→ PROBLEM TO WORK ON
Skip the pictures. Copy all the rest of the records down exactly.

<<<<

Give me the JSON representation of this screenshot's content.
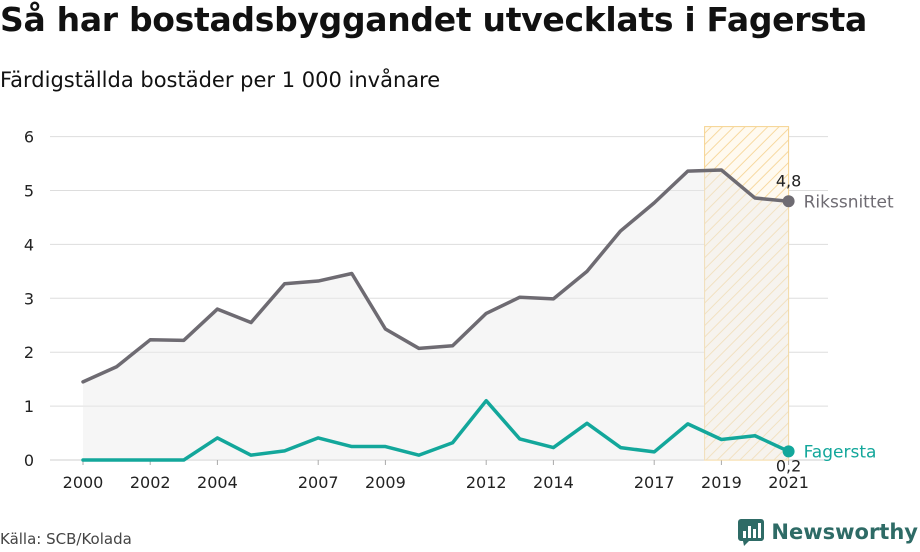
{
  "header": {
    "title": "Så har bostadsbyggandet utvecklats i Fagersta",
    "subtitle": "Färdigställda bostäder per 1 000 invånare"
  },
  "footer": {
    "source": "Källa: SCB/Kolada",
    "brand": "Newsworthy"
  },
  "chart_data": {
    "type": "line",
    "title": "Så har bostadsbyggandet utvecklats i Fagersta",
    "subtitle": "Färdigställda bostäder per 1 000 invånare",
    "x": [
      2000,
      2001,
      2002,
      2003,
      2004,
      2005,
      2006,
      2007,
      2008,
      2009,
      2010,
      2011,
      2012,
      2013,
      2014,
      2015,
      2016,
      2017,
      2018,
      2019,
      2020,
      2021
    ],
    "x_tick_labels": [
      "2000",
      "2002",
      "2004",
      "2007",
      "2009",
      "2012",
      "2014",
      "2017",
      "2019",
      "2021"
    ],
    "ylim": [
      0,
      6
    ],
    "y_ticks": [
      "0",
      "1",
      "2",
      "3",
      "4",
      "5",
      "6"
    ],
    "grid": true,
    "highlight_range": [
      2018.5,
      2021
    ],
    "series": [
      {
        "name": "Rikssnittet",
        "color": "#6e6b72",
        "end_label": "4,8",
        "values": [
          1.45,
          1.73,
          2.23,
          2.22,
          2.8,
          2.55,
          3.27,
          3.32,
          3.46,
          2.43,
          2.07,
          2.12,
          2.72,
          3.02,
          2.99,
          3.5,
          4.25,
          4.77,
          5.36,
          5.38,
          4.86,
          4.8
        ]
      },
      {
        "name": "Fagersta",
        "color": "#13a79b",
        "end_label": "0,2",
        "values": [
          0.0,
          0.0,
          0.0,
          0.0,
          0.41,
          0.09,
          0.17,
          0.41,
          0.25,
          0.25,
          0.09,
          0.32,
          1.1,
          0.39,
          0.23,
          0.68,
          0.23,
          0.15,
          0.67,
          0.38,
          0.45,
          0.16
        ]
      }
    ]
  }
}
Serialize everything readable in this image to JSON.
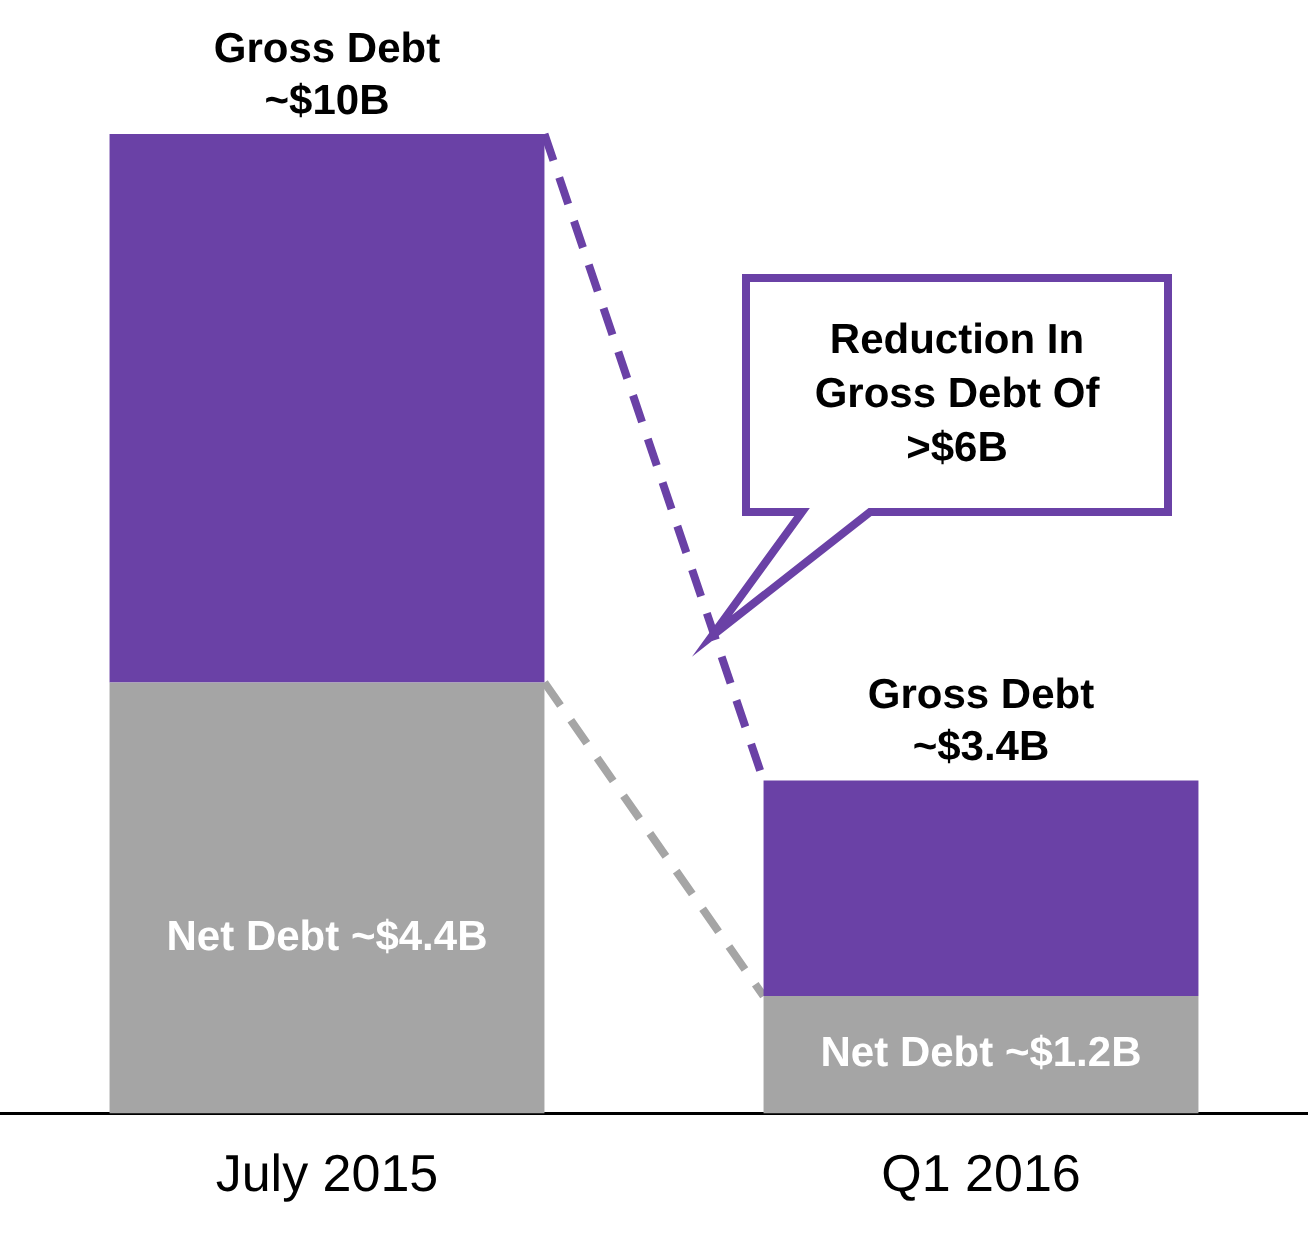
{
  "chart_data": {
    "type": "bar",
    "stacked": true,
    "categories": [
      "July 2015",
      "Q1 2016"
    ],
    "series": [
      {
        "name": null,
        "color": "#a5a5a5",
        "values": [
          4.4,
          1.2
        ],
        "value_labels": [
          "Net Debt ~$4.4B",
          "Net Debt ~$1.2B"
        ]
      },
      {
        "name": null,
        "color": "#6a41a6",
        "values": [
          5.6,
          2.2
        ]
      }
    ],
    "totals": [
      "Gross Debt ~$10B",
      "Gross Debt ~$3.4B"
    ],
    "annotations": [
      "Reduction In Gross Debt Of >$6B"
    ],
    "tick_labels": "x",
    "grid": false,
    "legend": false
  }
}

>>>>

→ RESULT OF THIS TASK
Give me the JSON representation of this screenshot's content.
{
  "header": {
    "title": "Så har bostadsbyggandet utvecklats i Fagersta",
    "subtitle": "Färdigställda bostäder per 1 000 invånare"
  },
  "footer": {
    "source": "Källa: SCB/Kolada",
    "brand": "Newsworthy"
  },
  "chart_data": {
    "type": "line",
    "title": "Så har bostadsbyggandet utvecklats i Fagersta",
    "subtitle": "Färdigställda bostäder per 1 000 invånare",
    "x": [
      2000,
      2001,
      2002,
      2003,
      2004,
      2005,
      2006,
      2007,
      2008,
      2009,
      2010,
      2011,
      2012,
      2013,
      2014,
      2015,
      2016,
      2017,
      2018,
      2019,
      2020,
      2021
    ],
    "x_tick_labels": [
      "2000",
      "2002",
      "2004",
      "2007",
      "2009",
      "2012",
      "2014",
      "2017",
      "2019",
      "2021"
    ],
    "ylim": [
      0,
      6
    ],
    "y_ticks": [
      "0",
      "1",
      "2",
      "3",
      "4",
      "5",
      "6"
    ],
    "grid": true,
    "highlight_range": [
      2018.5,
      2021
    ],
    "series": [
      {
        "name": "Rikssnittet",
        "color": "#6e6b72",
        "end_label": "4,8",
        "values": [
          1.45,
          1.73,
          2.23,
          2.22,
          2.8,
          2.55,
          3.27,
          3.32,
          3.46,
          2.43,
          2.07,
          2.12,
          2.72,
          3.02,
          2.99,
          3.5,
          4.25,
          4.77,
          5.36,
          5.38,
          4.86,
          4.8
        ]
      },
      {
        "name": "Fagersta",
        "color": "#13a79b",
        "end_label": "0,2",
        "values": [
          0.0,
          0.0,
          0.0,
          0.0,
          0.41,
          0.09,
          0.17,
          0.41,
          0.25,
          0.25,
          0.09,
          0.32,
          1.1,
          0.39,
          0.23,
          0.68,
          0.23,
          0.15,
          0.67,
          0.38,
          0.45,
          0.16
        ]
      }
    ]
  }
}
Serialize everything readable in this image to JSON.
{
  "chart_data": {
    "type": "bar",
    "stacked": true,
    "categories": [
      "July 2015",
      "Q1 2016"
    ],
    "series": [
      {
        "name": null,
        "color": "#a5a5a5",
        "values": [
          4.4,
          1.2
        ],
        "value_labels": [
          "Net Debt ~$4.4B",
          "Net Debt ~$1.2B"
        ]
      },
      {
        "name": null,
        "color": "#6a41a6",
        "values": [
          5.6,
          2.2
        ]
      }
    ],
    "totals": [
      "Gross Debt ~$10B",
      "Gross Debt ~$3.4B"
    ],
    "annotations": [
      "Reduction In Gross Debt Of >$6B"
    ],
    "tick_labels": "x",
    "grid": false,
    "legend": false
  }
}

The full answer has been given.